**JOB**: Extract the lines that hold the string "plus".

(Items listed in a dataset)
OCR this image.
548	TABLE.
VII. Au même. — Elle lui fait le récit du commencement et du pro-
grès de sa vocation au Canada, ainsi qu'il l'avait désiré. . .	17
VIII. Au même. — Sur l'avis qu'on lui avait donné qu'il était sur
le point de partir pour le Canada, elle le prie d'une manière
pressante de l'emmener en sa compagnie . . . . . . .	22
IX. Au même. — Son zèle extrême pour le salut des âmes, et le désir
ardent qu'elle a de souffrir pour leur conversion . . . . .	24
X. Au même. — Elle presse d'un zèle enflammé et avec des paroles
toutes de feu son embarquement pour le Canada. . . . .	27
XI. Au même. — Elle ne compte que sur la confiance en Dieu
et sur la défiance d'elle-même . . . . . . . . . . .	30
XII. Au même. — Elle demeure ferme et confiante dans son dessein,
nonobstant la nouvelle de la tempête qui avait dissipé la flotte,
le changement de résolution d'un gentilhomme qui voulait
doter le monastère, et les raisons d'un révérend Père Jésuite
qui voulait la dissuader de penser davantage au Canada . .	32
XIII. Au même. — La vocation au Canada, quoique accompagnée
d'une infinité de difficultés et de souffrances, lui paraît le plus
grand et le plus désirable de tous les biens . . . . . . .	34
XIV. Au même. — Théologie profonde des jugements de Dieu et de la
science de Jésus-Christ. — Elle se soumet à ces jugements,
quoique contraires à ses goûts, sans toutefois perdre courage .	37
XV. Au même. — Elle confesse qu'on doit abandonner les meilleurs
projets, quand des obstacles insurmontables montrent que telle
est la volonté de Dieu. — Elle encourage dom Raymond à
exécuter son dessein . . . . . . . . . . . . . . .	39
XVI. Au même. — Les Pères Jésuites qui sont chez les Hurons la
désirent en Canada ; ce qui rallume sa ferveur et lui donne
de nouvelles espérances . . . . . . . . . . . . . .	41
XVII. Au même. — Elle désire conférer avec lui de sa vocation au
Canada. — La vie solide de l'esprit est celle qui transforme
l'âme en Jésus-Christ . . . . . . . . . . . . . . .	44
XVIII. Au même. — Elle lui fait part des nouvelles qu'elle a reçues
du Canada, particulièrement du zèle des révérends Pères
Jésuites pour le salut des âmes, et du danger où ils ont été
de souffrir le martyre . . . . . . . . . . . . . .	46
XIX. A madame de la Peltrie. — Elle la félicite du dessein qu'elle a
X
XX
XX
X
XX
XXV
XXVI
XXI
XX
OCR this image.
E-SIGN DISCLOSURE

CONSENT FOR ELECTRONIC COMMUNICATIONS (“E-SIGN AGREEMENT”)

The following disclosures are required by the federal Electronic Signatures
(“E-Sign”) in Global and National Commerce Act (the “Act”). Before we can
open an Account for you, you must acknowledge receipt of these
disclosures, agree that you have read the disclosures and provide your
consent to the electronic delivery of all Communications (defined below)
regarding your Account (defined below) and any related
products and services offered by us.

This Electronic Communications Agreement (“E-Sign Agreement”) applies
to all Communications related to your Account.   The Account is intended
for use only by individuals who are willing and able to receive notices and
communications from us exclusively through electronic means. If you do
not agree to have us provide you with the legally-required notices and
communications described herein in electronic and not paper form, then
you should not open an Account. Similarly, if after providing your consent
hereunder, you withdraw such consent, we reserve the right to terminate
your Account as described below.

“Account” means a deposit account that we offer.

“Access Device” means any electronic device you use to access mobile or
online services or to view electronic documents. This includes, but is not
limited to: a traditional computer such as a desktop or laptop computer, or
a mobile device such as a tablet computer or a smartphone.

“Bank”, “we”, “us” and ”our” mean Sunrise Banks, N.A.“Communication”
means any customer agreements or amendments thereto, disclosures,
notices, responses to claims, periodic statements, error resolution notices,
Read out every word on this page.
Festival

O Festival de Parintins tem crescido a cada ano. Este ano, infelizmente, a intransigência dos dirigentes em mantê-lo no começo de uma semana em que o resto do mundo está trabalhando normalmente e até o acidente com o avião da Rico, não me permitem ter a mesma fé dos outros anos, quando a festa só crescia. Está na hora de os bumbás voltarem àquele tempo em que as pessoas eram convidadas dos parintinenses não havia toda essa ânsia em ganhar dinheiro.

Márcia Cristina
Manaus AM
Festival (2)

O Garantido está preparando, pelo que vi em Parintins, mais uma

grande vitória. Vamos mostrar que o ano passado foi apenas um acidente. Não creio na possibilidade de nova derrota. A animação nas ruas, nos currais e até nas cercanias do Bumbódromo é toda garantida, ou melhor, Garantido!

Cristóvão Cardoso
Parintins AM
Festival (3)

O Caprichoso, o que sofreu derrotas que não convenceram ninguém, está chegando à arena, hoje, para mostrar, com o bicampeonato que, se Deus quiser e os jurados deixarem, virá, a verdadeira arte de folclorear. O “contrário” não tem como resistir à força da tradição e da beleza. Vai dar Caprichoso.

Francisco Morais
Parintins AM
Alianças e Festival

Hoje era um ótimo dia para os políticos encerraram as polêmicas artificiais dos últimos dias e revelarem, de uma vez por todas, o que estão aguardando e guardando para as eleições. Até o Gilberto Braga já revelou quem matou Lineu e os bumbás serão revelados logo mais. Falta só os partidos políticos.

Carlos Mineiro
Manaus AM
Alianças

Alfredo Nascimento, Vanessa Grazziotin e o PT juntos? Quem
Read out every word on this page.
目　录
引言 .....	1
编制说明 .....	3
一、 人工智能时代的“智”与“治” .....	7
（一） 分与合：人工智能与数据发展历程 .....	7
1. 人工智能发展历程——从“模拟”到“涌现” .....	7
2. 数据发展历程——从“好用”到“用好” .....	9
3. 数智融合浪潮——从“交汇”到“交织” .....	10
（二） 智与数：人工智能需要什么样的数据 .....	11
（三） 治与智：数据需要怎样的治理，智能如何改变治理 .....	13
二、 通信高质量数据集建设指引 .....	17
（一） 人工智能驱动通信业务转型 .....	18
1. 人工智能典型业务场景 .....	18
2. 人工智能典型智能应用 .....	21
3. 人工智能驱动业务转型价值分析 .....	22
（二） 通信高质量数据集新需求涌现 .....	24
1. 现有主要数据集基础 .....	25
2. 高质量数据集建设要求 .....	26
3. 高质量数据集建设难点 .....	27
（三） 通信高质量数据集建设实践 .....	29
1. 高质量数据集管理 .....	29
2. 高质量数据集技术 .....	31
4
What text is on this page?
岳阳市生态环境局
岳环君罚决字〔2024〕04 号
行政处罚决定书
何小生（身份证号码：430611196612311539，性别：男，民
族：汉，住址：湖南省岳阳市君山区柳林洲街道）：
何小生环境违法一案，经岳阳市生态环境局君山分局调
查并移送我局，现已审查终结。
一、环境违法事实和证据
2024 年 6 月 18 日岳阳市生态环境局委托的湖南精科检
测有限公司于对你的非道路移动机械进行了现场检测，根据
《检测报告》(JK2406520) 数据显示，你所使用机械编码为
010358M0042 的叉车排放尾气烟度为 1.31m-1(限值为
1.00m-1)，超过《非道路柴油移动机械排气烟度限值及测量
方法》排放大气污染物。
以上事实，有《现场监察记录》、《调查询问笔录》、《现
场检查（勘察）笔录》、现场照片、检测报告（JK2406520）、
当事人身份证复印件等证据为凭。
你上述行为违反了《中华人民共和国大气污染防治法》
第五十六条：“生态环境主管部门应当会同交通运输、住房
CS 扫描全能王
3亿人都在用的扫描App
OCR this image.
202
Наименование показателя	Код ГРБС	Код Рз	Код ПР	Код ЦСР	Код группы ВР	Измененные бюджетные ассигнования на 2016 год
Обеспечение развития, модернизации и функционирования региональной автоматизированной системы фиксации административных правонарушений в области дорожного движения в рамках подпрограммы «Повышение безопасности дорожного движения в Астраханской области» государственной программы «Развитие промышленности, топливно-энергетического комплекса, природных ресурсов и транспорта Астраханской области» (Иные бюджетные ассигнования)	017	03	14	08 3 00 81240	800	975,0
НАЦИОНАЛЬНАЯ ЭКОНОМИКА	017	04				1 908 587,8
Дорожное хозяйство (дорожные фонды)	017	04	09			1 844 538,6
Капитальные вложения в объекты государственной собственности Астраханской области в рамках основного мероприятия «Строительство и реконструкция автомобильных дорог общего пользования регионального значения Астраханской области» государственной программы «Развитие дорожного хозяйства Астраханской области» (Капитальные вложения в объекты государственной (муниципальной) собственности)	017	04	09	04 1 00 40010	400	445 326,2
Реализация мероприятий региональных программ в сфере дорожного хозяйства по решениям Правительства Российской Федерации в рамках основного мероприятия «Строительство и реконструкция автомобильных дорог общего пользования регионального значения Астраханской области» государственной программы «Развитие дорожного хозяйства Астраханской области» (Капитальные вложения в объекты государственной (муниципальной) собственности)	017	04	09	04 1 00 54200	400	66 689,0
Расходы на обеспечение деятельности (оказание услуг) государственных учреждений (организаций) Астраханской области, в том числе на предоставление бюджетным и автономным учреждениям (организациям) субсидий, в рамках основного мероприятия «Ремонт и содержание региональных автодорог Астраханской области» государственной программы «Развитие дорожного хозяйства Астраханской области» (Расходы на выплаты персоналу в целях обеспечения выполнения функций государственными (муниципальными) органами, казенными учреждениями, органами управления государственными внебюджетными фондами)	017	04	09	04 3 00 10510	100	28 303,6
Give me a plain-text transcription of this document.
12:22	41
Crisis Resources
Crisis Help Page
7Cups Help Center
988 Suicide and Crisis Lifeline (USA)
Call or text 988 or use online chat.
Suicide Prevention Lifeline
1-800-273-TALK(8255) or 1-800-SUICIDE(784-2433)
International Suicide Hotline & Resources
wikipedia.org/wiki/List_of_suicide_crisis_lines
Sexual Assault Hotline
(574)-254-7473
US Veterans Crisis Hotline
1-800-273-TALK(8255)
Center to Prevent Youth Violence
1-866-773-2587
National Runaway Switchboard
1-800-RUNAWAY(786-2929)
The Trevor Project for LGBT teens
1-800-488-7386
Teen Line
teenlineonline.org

**SOLUTION TO THE PROBLEM**:
d'une infinité de difficultés et de souffrances, lui paraît le plus
grand et le plus désirable de tous les biens . . . . . . .	34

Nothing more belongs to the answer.